* Directive
Output, word for word, the line that contains "What text is on this page?" and all lines following it to the end of the listing. Drop the pictures.

* Dataset entries
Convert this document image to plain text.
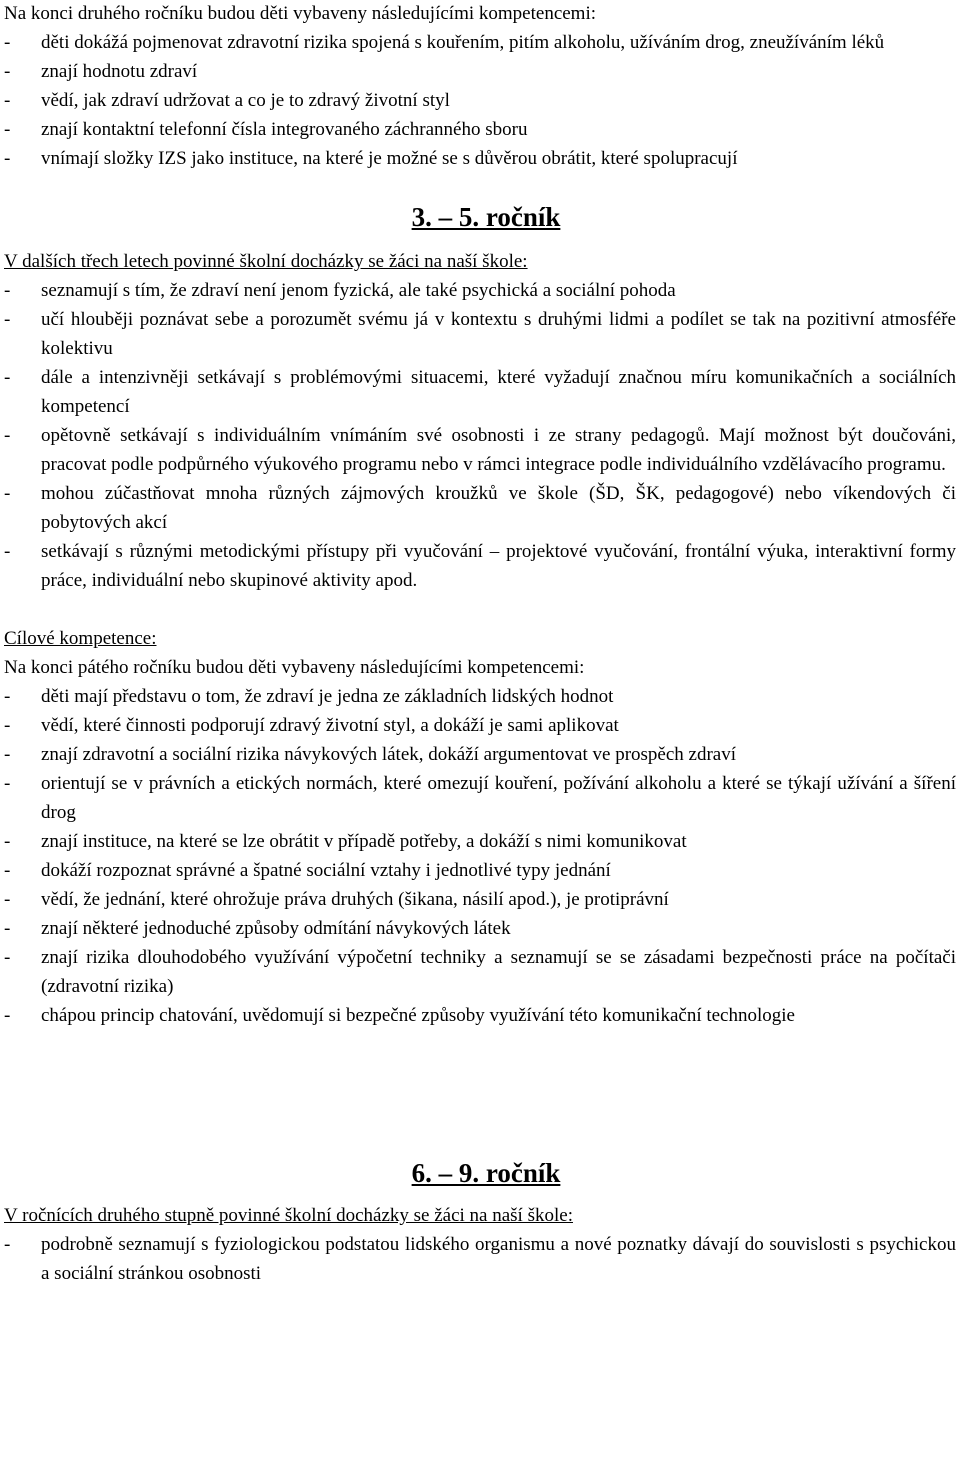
Na konci druhého ročníku budou děti vybaveny následujícími kompetencemi:
- děti dokážá pojmenovat zdravotní rizika spojená s kouřením, pitím alkoholu, užíváním drog, zneužíváním léků
- znají hodnotu zdraví
- vědí, jak zdraví udržovat a co je to zdravý životní styl
- znají kontaktní telefonní čísla integrovaného záchranného sboru
- vnímají složky IZS jako instituce, na které je možné se s důvěrou obrátit, které spolupracují
3. – 5. ročník
V dalších třech letech povinné školní docházky se žáci na naší škole:
- seznamují s tím, že zdraví není jenom fyzická, ale také psychická a sociální pohoda
- učí hlouběji poznávat sebe a porozumět svému já v kontextu s druhými lidmi a podílet se tak na pozitivní atmosféře kolektivu
- dále a intenzivněji setkávají s problémovými situacemi, které vyžadují značnou míru komunikačních a sociálních kompetencí
- opětovně setkávají s individuálním vnímáním své osobnosti i ze strany pedagogů. Mají možnost být doučováni, pracovat podle podpůrného výukového programu nebo v rámci integrace podle individuálního vzdělávacího programu.
- mohou zúčastňovat mnoha různých zájmových kroužků ve škole (ŠD, ŠK, pedagogové) nebo víkendových či pobytových akcí
- setkávají s různými metodickými přístupy při vyučování – projektové vyučování, frontální výuka, interaktivní formy práce, individuální nebo skupinové aktivity apod.
Cílové kompetence:
Na konci pátého ročníku budou děti vybaveny následujícími kompetencemi:
- děti mají představu o tom, že zdraví je jedna ze základních lidských hodnot
- vědí, které činnosti podporují zdravý životní styl, a dokáží je sami aplikovat
- znají zdravotní a sociální rizika návykových látek, dokáží argumentovat ve prospěch zdraví
- orientují se v právních a etických normách, které omezují kouření, požívání alkoholu a které se týkají užívání a šíření drog
- znají instituce, na které se lze obrátit v případě potřeby, a dokáží s nimi komunikovat
- dokáží rozpoznat správné a špatné sociální vztahy i jednotlivé typy jednání
- vědí, že jednání, které ohrožuje práva druhých (šikana, násilí apod.), je protiprávní
- znají některé jednoduché způsoby odmítání návykových látek
- znají rizika dlouhodobého využívání výpočetní techniky a seznamují se se zásadami bezpečnosti práce na počítači (zdravotní rizika)
- chápou princip chatování, uvědomují si bezpečné způsoby využívání této komunikační technologie
6. – 9. ročník
V ročnících druhého stupně povinné školní docházky se žáci na naší škole:
- podrobně seznamují s fyziologickou podstatou lidského organismu a nové poznatky dávají do souvislosti s psychickou a sociální stránkou osobnosti
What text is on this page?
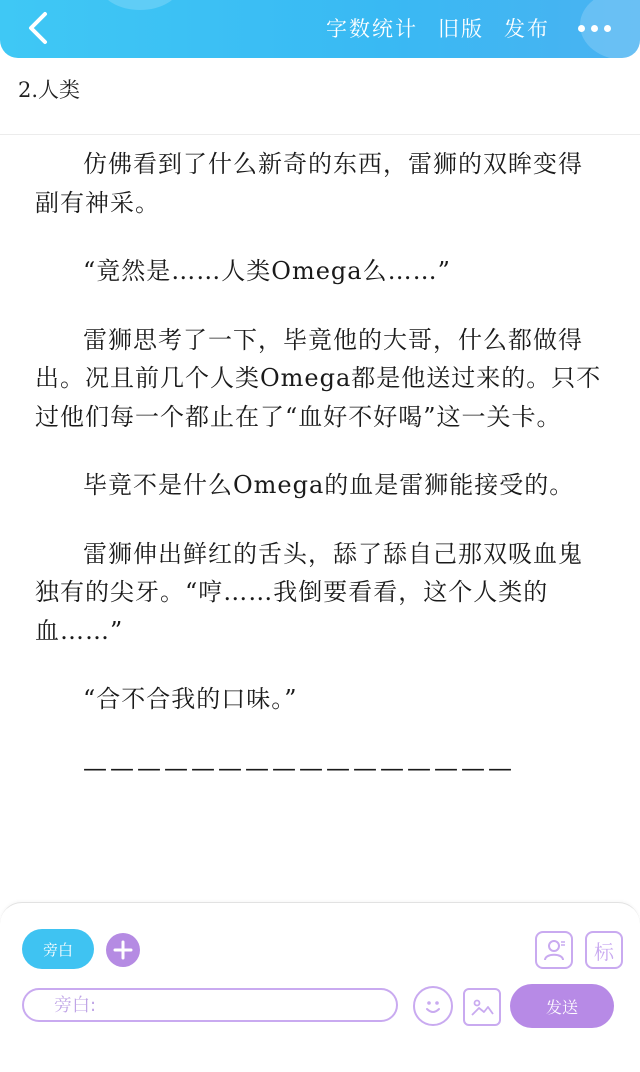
字数统计 旧版 发布
2.人类

仿佛看到了什么新奇的东西，雷狮的双眸变得副有神采。

“竟然是……人类Omega么……”

雷狮思考了一下，毕竟他的大哥，什么都做得出。况且前几个人类Omega都是他送过来的。只不过他们每一个都止在了“血好不好喝”这一关卡。

毕竟不是什么Omega的血是雷狮能接受的。

雷狮伸出鲜红的舌头，舔了舔自己那双吸血鬼独有的尖牙。“哼……我倒要看看，这个人类的血……”

“合不合我的口味。”

————————————————

旁白	标
旁白:
发送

* The result
What text is on this page?
字数统计 旧版 发布
2.人类

仿佛看到了什么新奇的东西，雷狮的双眸变得副有神采。

“竟然是……人类Omega么……”

雷狮思考了一下，毕竟他的大哥，什么都做得出。况且前几个人类Omega都是他送过来的。只不过他们每一个都止在了“血好不好喝”这一关卡。

毕竟不是什么Omega的血是雷狮能接受的。

雷狮伸出鲜红的舌头，舔了舔自己那双吸血鬼独有的尖牙。“哼……我倒要看看，这个人类的血……”

“合不合我的口味。”

————————————————

旁白	标
旁白:
发送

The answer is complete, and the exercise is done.